┌─ Data supplied
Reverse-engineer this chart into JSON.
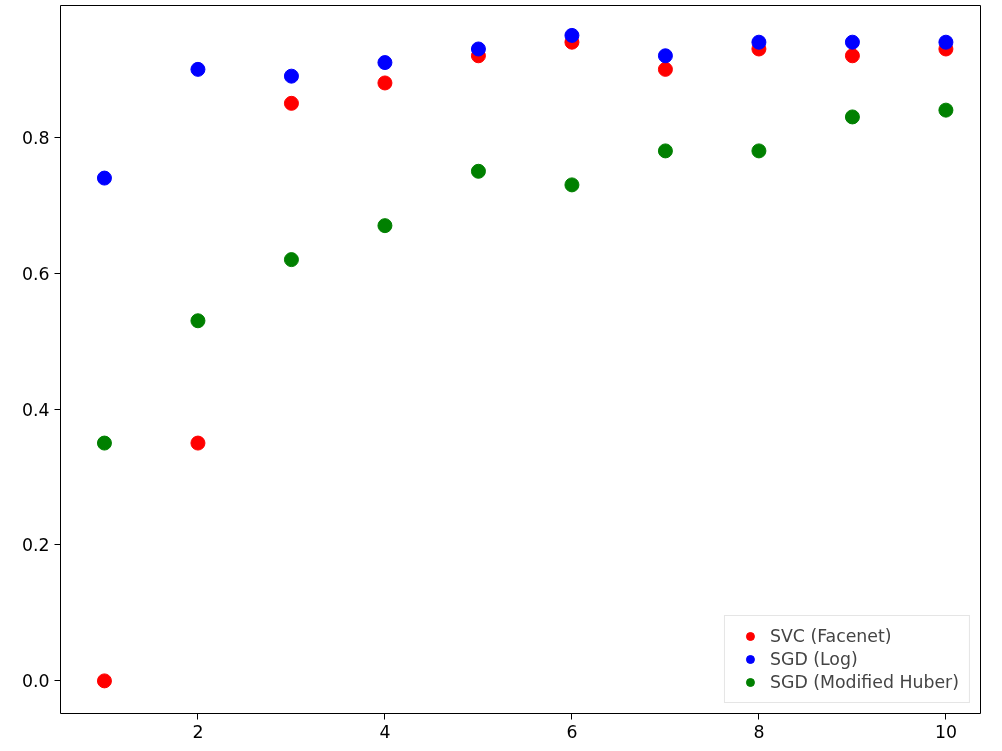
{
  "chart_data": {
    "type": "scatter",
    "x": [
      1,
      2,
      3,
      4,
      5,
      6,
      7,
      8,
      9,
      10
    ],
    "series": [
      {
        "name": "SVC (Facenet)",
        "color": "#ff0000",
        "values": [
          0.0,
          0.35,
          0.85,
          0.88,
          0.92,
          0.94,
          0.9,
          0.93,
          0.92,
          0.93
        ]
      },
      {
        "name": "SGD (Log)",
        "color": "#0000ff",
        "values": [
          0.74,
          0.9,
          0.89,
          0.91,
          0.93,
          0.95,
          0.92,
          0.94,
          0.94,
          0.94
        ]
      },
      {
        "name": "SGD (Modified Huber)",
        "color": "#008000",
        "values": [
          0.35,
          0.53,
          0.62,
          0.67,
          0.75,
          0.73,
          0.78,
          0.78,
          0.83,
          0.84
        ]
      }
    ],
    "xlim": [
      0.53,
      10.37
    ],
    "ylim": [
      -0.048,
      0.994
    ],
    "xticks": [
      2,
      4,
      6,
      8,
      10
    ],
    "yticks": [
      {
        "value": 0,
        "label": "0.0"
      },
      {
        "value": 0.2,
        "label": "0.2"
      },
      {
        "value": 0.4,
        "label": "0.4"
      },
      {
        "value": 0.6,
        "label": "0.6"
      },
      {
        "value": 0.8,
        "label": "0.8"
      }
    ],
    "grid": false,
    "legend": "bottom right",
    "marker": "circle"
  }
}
└─
Pictures in the records should not appear in your copy, but everything else must be transcribed exactly.

- Solution to this exercise -
Reverse-engineer this chart into JSON.
{
  "chart_data": {
    "type": "scatter",
    "x": [
      1,
      2,
      3,
      4,
      5,
      6,
      7,
      8,
      9,
      10
    ],
    "series": [
      {
        "name": "SVC (Facenet)",
        "color": "#ff0000",
        "values": [
          0.0,
          0.35,
          0.85,
          0.88,
          0.92,
          0.94,
          0.9,
          0.93,
          0.92,
          0.93
        ]
      },
      {
        "name": "SGD (Log)",
        "color": "#0000ff",
        "values": [
          0.74,
          0.9,
          0.89,
          0.91,
          0.93,
          0.95,
          0.92,
          0.94,
          0.94,
          0.94
        ]
      },
      {
        "name": "SGD (Modified Huber)",
        "color": "#008000",
        "values": [
          0.35,
          0.53,
          0.62,
          0.67,
          0.75,
          0.73,
          0.78,
          0.78,
          0.83,
          0.84
        ]
      }
    ],
    "xlim": [
      0.53,
      10.37
    ],
    "ylim": [
      -0.048,
      0.994
    ],
    "xticks": [
      2,
      4,
      6,
      8,
      10
    ],
    "yticks": [
      {
        "value": 0,
        "label": "0.0"
      },
      {
        "value": 0.2,
        "label": "0.2"
      },
      {
        "value": 0.4,
        "label": "0.4"
      },
      {
        "value": 0.6,
        "label": "0.6"
      },
      {
        "value": 0.8,
        "label": "0.8"
      }
    ],
    "grid": false,
    "legend": "bottom right",
    "marker": "circle"
  }
}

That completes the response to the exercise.